#### [Exercise aim]
All lines in the data bearing the string "four" should be identified and copied.

#### [Records for this exercise]
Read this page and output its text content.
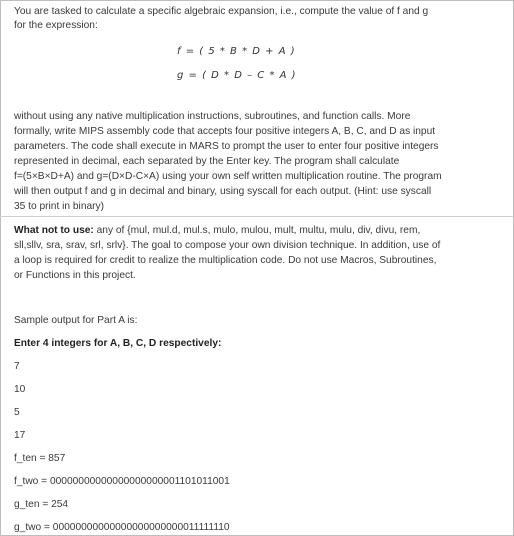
You are tasked to calculate a specific algebraic expansion, i.e., compute the value of f and g
for the expression:
f = ( 5 * B * D + A )
g = ( D * D – C * A )
without using any native multiplication instructions, subroutines, and function calls. More
formally, write MIPS assembly code that accepts four positive integers A, B, C, and D as input
parameters. The code shall execute in MARS to prompt the user to enter four positive integers
represented in decimal, each separated by the Enter key. The program shall calculate
f=(5×B×D+A) and g=(D×D-C×A) using your own self written multiplication routine. The program
will then output f and g in decimal and binary, using syscall for each output. (Hint: use syscall
35 to print in binary)
What not to use: any of {mul, mul.d, mul.s, mulo, mulou, mult, multu, mulu, div, divu, rem,
sll,sllv, sra, srav, srl, srlv}. The goal to compose your own division technique. In addition, use of
a loop is required for credit to realize the multiplication code. Do not use Macros, Subroutines,
or Functions in this project.
Sample output for Part A is:
Enter 4 integers for A, B, C, D respectively:
7
10
5
17
f_ten = 857
f_two = 00000000000000000000001101011001
g_ten = 254
g_two = 00000000000000000000000011111110
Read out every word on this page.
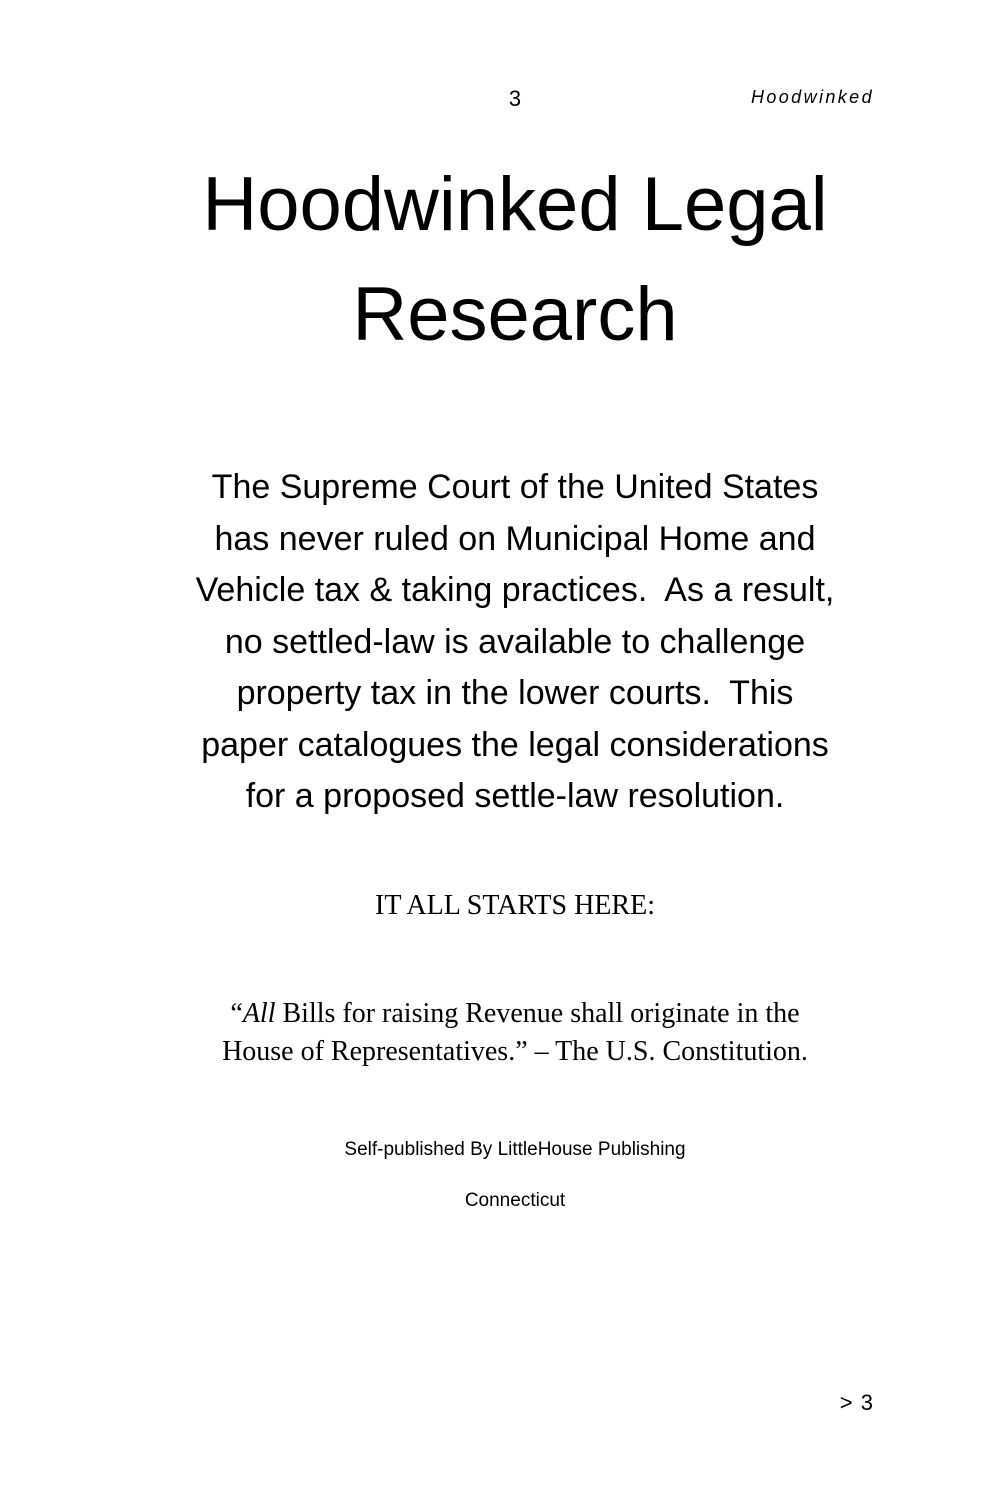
3	Hoodwinked
Hoodwinked Legal
Research
The Supreme Court of the United States
has never ruled on Municipal Home and
Vehicle tax & taking practices.  As a result,
no settled-law is available to challenge
property tax in the lower courts.  This
paper catalogues the legal considerations
for a proposed settle-law resolution.
IT ALL STARTS HERE:
“All Bills for raising Revenue shall originate in the
House of Representatives.” – The U.S. Constitution.
Self-published By LittleHouse Publishing
Connecticut
> 3
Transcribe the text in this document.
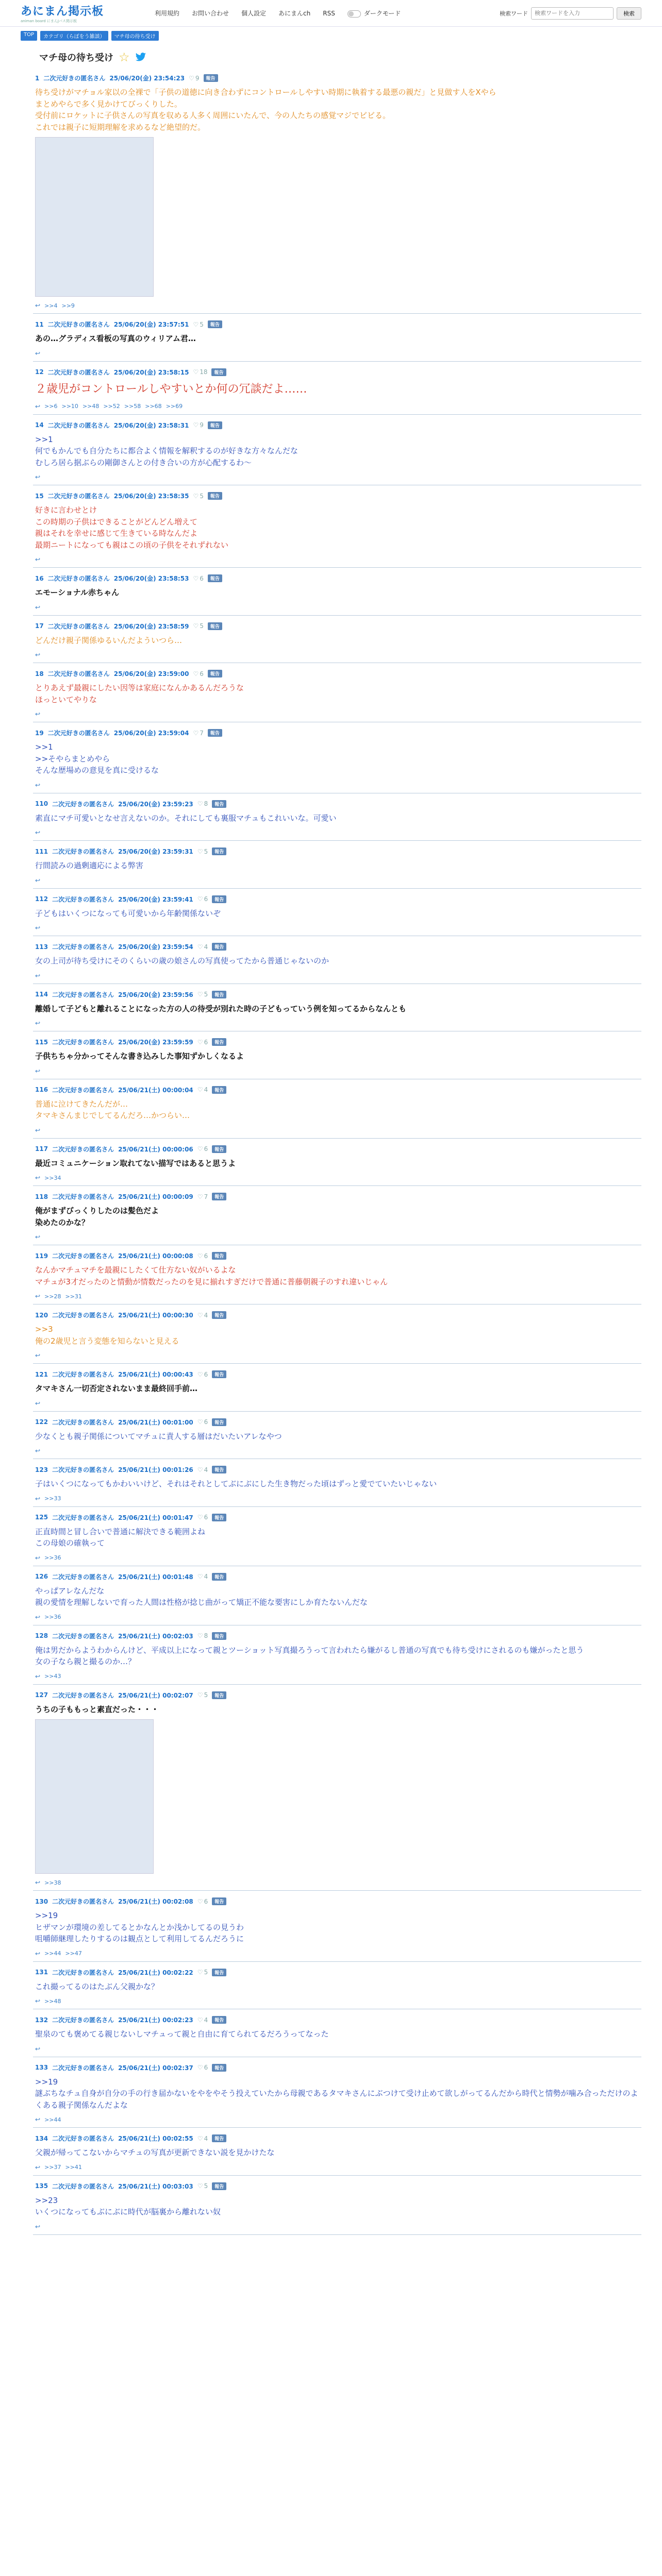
あにまん掲示板
animan board にまんJバス掲示板
利用規約 お問い合わせ 個人設定 あにまんch RSS	ダークモード	検索ワード
検索ワードを入力	検索
TOP	カテゴリ（らぼをう雑談）	マチ母の待ち受け
マチ母の待ち受け ☆
1 二次元好きの匿名さん 25/06/20(金) 23:54:23 ♡ 9	報告
待ち受けがマチョル家以の全裸で「子供の道徳に向き合わずにコントロールしやすい時期に執着する最悪の親だ」と見做す人をXやら
まとめやらで多く見かけてびっくりした。
受付前にロケットに子供さんの写真を収める人多く周囲にいたんで、今の人たちの感覚マジでビビる。
これでは親子に短期理解を求めるなど絶望的だ。
↩ >>4 >>9
11 二次元好きの匿名さん 25/06/20(金) 23:57:51 ♡ 5	報告
あの…グラディス看板の写真のウィリアム君…
↩
12 二次元好きの匿名さん 25/06/20(金) 23:58:15 ♡ 18	報告
２歳児がコントロールしやすいとか何の冗談だよ……
↩ >>6 >>10 >>48 >>52 >>58 >>68 >>69
14 二次元好きの匿名さん 25/06/20(金) 23:58:31 ♡ 9	報告
>>1
何でもかんでも自分たちに都合よく情報を解釈するのが好きな方々なんだな
むしろ居ら据ぶらの剛御さんとの付き合いの方が心配するわ〜
↩
15 二次元好きの匿名さん 25/06/20(金) 23:58:35 ♡ 5	報告
好きに言わせとけ
この時期の子供はできることがどんどん増えて
親はそれを幸せに感じて生きている時なんだよ
最期ニートになっても親はこの頃の子供をそれずれない
↩
16 二次元好きの匿名さん 25/06/20(金) 23:58:53 ♡ 6	報告
エモーショナル赤ちゃん
↩
17 二次元好きの匿名さん 25/06/20(金) 23:58:59 ♡ 5	報告
どんだけ親子関係ゆるいんだよういつら…
↩
18 二次元好きの匿名さん 25/06/20(金) 23:59:00 ♡ 6	報告
とりあえず最親にしたい因等は家庭になんかあるんだろうな
ほっといてやりな
↩
19 二次元好きの匿名さん 25/06/20(金) 23:59:04 ♡ 7	報告
>>1
>>そやらまとめやら
そんな歴場めの意見を真に受けるな
↩
110 二次元好きの匿名さん 25/06/20(金) 23:59:23 ♡ 8	報告
素直にマチ可愛いとなせ言えないのか。それにしても裏服マチュもこれいいな。可愛い
↩
111 二次元好きの匿名さん 25/06/20(金) 23:59:31 ♡ 5	報告
行間読みの過剰適応による弊害
↩
112 二次元好きの匿名さん 25/06/20(金) 23:59:41 ♡ 6	報告
子どもはいくつになっても可愛いから年齢関係ないぞ
↩
113 二次元好きの匿名さん 25/06/20(金) 23:59:54 ♡ 4	報告
女の上司が待ち受けにそのくらいの歳の娘さんの写真使ってたから普通じゃないのか
↩
114 二次元好きの匿名さん 25/06/20(金) 23:59:56 ♡ 5	報告
離婚して子どもと離れることになった方の人の待受が別れた時の子どもっていう例を知ってるからなんとも
↩
115 二次元好きの匿名さん 25/06/20(金) 23:59:59 ♡ 6	報告
子供ちちゃ分かってそんな書き込みした事知ずかしくなるよ
↩
116 二次元好きの匿名さん 25/06/21(土) 00:00:04 ♡ 4	報告
普通に泣けてきたんだが…
タマキさんまじでしてるんだろ…かつらい…
↩
117 二次元好きの匿名さん 25/06/21(土) 00:00:06 ♡ 6	報告
最近コミュニケーション取れてない描写ではあると思うよ
↩ >>34
118 二次元好きの匿名さん 25/06/21(土) 00:00:09 ♡ 7	報告
俺がまずびっくりしたのは髪色だよ
染めたのかな？
↩
119 二次元好きの匿名さん 25/06/21(土) 00:00:08 ♡ 6	報告
なんかマチュマチを最親にしたくて仕方ない奴がいるよな
マチュが3才だったのと情動が情数だったのを見に揃れすぎだけで普通に普藤朝親子のすれ違いじゃん
↩ >>28 >>31
120 二次元好きの匿名さん 25/06/21(土) 00:00:30 ♡ 4	報告
>>3
俺の2歳児と言う変態を知らないと見える
↩
121 二次元好きの匿名さん 25/06/21(土) 00:00:43 ♡ 6	報告
タマキさん一切否定されないまま最終回手前…
↩
122 二次元好きの匿名さん 25/06/21(土) 00:01:00 ♡ 6	報告
少なくとも親子関係についてマチュに責人する層はだいたいアレなやつ
↩
123 二次元好きの匿名さん 25/06/21(土) 00:01:26 ♡ 4	報告
子はいくつになってもかわいいけど、それはそれとしてぶにぶにした生き物だった頃はずっと愛でていたいじゃない
↩ >>33
125 二次元好きの匿名さん 25/06/21(土) 00:01:47 ♡ 6	報告
正直時間と冒し合いで普通に解決できる範囲よね
この母娘の確執って
↩ >>36
126 二次元好きの匿名さん 25/06/21(土) 00:01:48 ♡ 4	報告
やっぱアレなんだな
親の愛情を理解しないで育った人間は性格が捻じ曲がって矯正不能な要害にしか育たないんだな
↩ >>36
128 二次元好きの匿名さん 25/06/21(土) 00:02:03 ♡ 8	報告
俺は男だからようわからんけど、平成以上になって親とツーショット写真撮ろうって言われたら嫌がるし普通の写真でも待ち受けにされるのも嫌がったと思う
女の子なら親と撮るのか…？
↩ >>43
127 二次元好きの匿名さん 25/06/21(土) 00:02:07 ♡ 5	報告
うちの子ももっと素直だった・・・
↩ >>38
130 二次元好きの匿名さん 25/06/21(土) 00:02:08 ♡ 6	報告
>>19
ヒザマンが環境の差してるとかなんとか浅かしてるの見うわ
咀嚼師継理したりするのは観点として利用してるんだろうに
↩ >>44 >>47
131 二次元好きの匿名さん 25/06/21(土) 00:02:22 ♡ 5	報告
これ撮ってるのはたぶん父親かな？
↩ >>48
132 二次元好きの匿名さん 25/06/21(土) 00:02:23 ♡ 4	報告
聖泉のても褒めてる親じないしマチュって親と自由に育てられてるだろうってなった
↩
133 二次元好きの匿名さん 25/06/21(土) 00:02:37 ♡ 6	報告
>>19
謎ぶちなチュ自身が自分の手の行き届かないをやをやそう投えていたから母親であるタマキさんにぶつけて受け止めて欲しがってるんだから時代と情勢が噛み合っただけのよくある親子関係なんだよな
↩ >>44
134 二次元好きの匿名さん 25/06/21(土) 00:02:55 ♡ 4	報告
父親が帰ってこないからマチュの写真が更新できない説を見かけたな
↩ >>37 >>41
135 二次元好きの匿名さん 25/06/21(土) 00:03:03 ♡ 5	報告
>>23
いくつになってもぶにぶに時代が脳裏から離れない奴
↩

#### [Expected answer]
formally, write MIPS assembly code that accepts four positive integers A, B, C, and D as input
parameters. The code shall execute in MARS to prompt the user to enter four positive integers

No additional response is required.